● **Set problem**
Word for word, quote all of the material, omitting the pictures.

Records
::::

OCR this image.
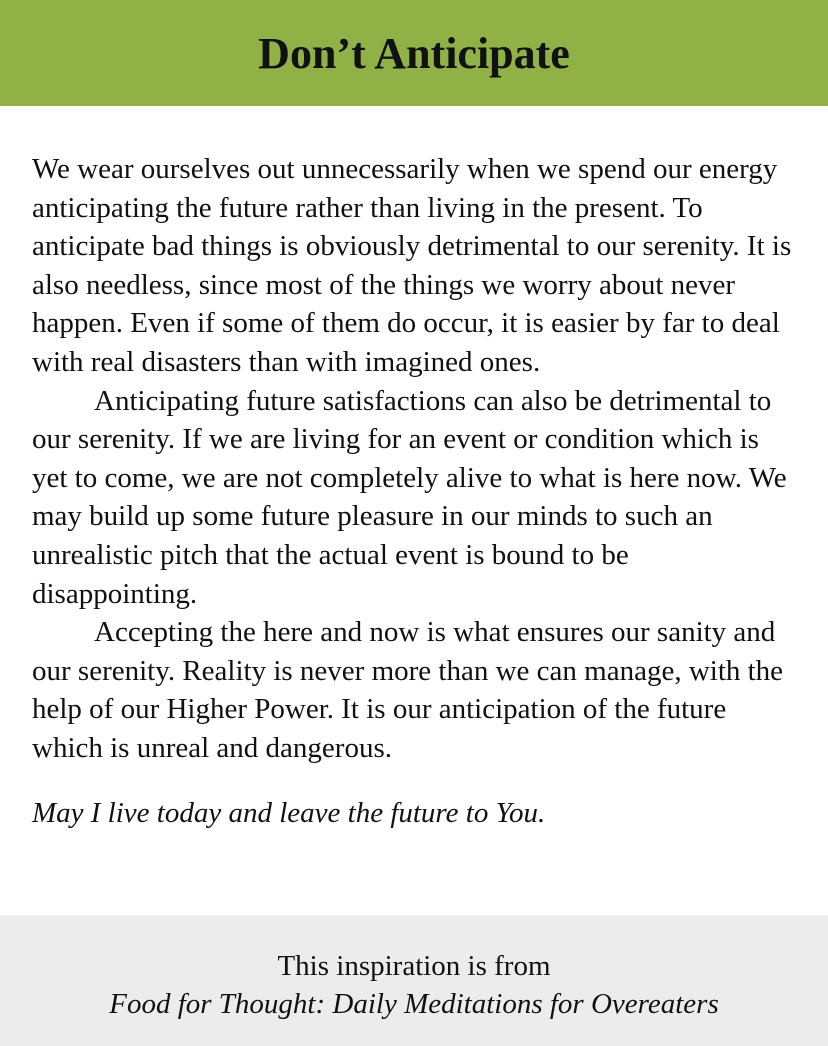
Don’t Anticipate

We wear ourselves out unnecessarily when we spend our energy anticipating the future rather than living in the present. To anticipate bad things is obviously detrimental to our serenity. It is also needless, since most of the things we worry about never happen. Even if some of them do occur, it is easier by far to deal with real disasters than with imagined ones.

Anticipating future satisfactions can also be detrimental to our serenity. If we are living for an event or condition which is yet to come, we are not completely alive to what is here now. We may build up some future pleasure in our minds to such an unrealistic pitch that the actual event is bound to be disappointing.

Accepting the here and now is what ensures our sanity and our serenity. Reality is never more than we can manage, with the help of our Higher Power. It is our anticipation of the future which is unreal and dangerous.

May I live today and leave the future to You.

This inspiration is from

Food for Thought: Daily Meditations for Overeaters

::::

● **Solution for this exercise**
OCR this image.
Don’t Anticipate

We wear ourselves out unnecessarily when we spend our energy anticipating the future rather than living in the present. To anticipate bad things is obviously detrimental to our serenity. It is also needless, since most of the things we worry about never happen. Even if some of them do occur, it is easier by far to deal with real disasters than with imagined ones.

Anticipating future satisfactions can also be detrimental to our serenity. If we are living for an event or condition which is yet to come, we are not completely alive to what is here now. We may build up some future pleasure in our minds to such an unrealistic pitch that the actual event is bound to be disappointing.

Accepting the here and now is what ensures our sanity and our serenity. Reality is never more than we can manage, with the help of our Higher Power. It is our anticipation of the future which is unreal and dangerous.

May I live today and leave the future to You.

This inspiration is from

Food for Thought: Daily Meditations for Overeaters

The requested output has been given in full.